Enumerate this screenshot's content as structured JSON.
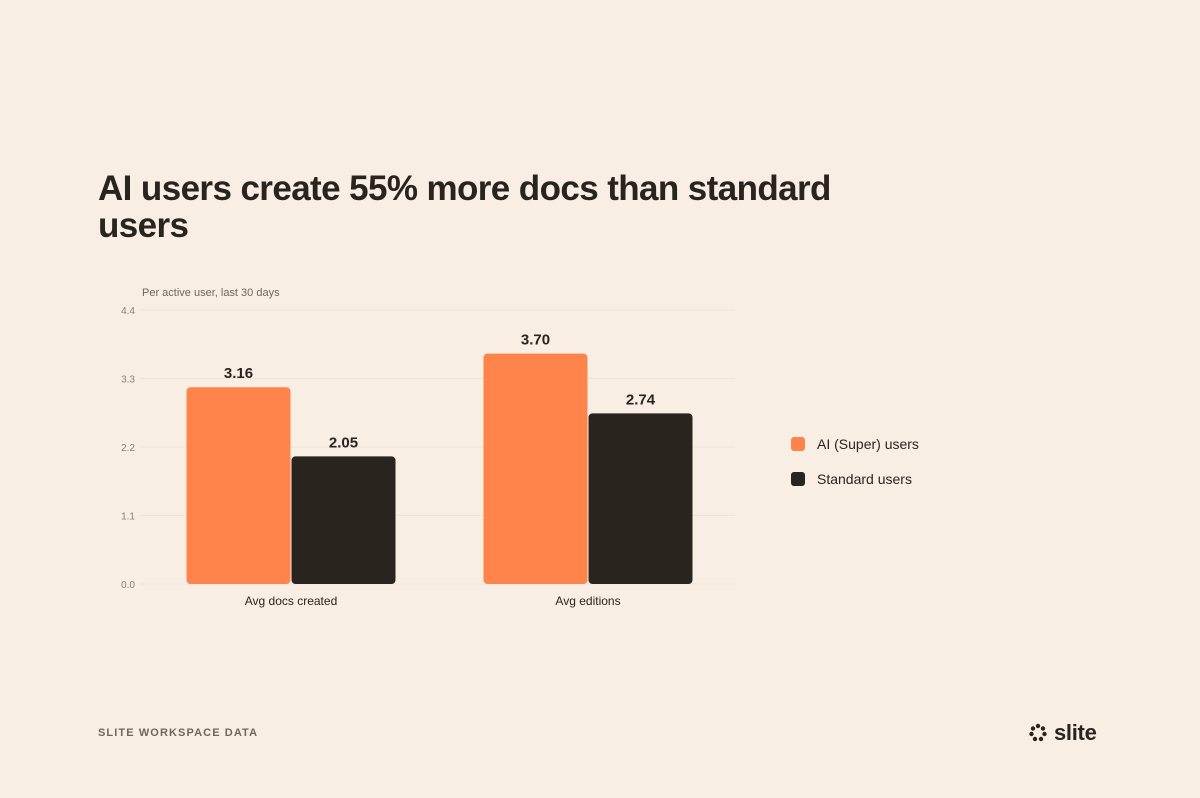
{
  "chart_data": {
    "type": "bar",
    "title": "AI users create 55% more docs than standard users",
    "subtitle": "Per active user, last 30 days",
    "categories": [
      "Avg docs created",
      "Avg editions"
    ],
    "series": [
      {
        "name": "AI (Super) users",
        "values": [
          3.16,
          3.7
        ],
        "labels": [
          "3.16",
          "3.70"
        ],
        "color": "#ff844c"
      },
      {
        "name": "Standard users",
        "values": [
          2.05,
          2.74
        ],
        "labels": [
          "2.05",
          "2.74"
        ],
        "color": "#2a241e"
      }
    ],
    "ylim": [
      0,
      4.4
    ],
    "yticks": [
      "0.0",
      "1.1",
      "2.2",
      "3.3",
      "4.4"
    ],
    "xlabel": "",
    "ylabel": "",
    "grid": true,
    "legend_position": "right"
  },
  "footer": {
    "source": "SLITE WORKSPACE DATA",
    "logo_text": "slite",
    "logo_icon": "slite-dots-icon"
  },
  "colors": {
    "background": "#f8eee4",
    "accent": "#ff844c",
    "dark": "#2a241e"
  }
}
--
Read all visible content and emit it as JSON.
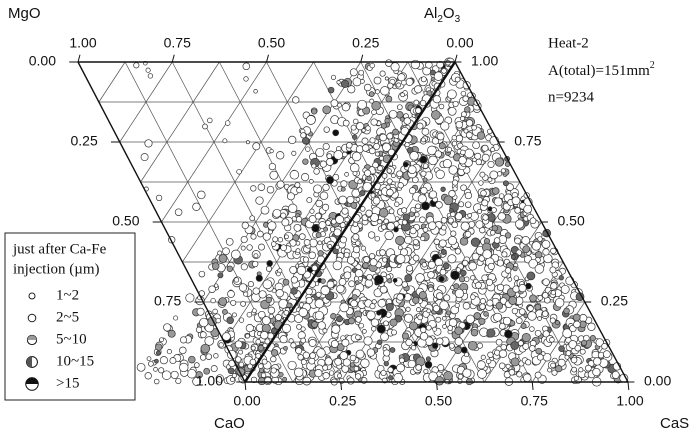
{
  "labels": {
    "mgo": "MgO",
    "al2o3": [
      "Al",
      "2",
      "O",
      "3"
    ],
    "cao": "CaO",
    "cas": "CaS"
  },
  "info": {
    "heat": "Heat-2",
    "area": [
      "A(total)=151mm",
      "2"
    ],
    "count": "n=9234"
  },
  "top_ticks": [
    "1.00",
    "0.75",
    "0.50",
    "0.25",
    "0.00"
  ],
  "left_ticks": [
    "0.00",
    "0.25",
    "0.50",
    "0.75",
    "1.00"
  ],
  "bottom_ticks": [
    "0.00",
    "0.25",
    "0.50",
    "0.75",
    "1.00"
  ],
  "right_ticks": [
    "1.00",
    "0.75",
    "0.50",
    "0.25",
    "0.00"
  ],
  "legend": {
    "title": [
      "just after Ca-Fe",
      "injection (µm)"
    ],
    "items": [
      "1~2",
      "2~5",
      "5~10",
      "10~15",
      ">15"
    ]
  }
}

■ **Your task**
Look through the listing and extract every line with "docs" in it.

■ **Worked answer**
    "title": "AI users create 55% more docs than standard users",
      "Avg docs created",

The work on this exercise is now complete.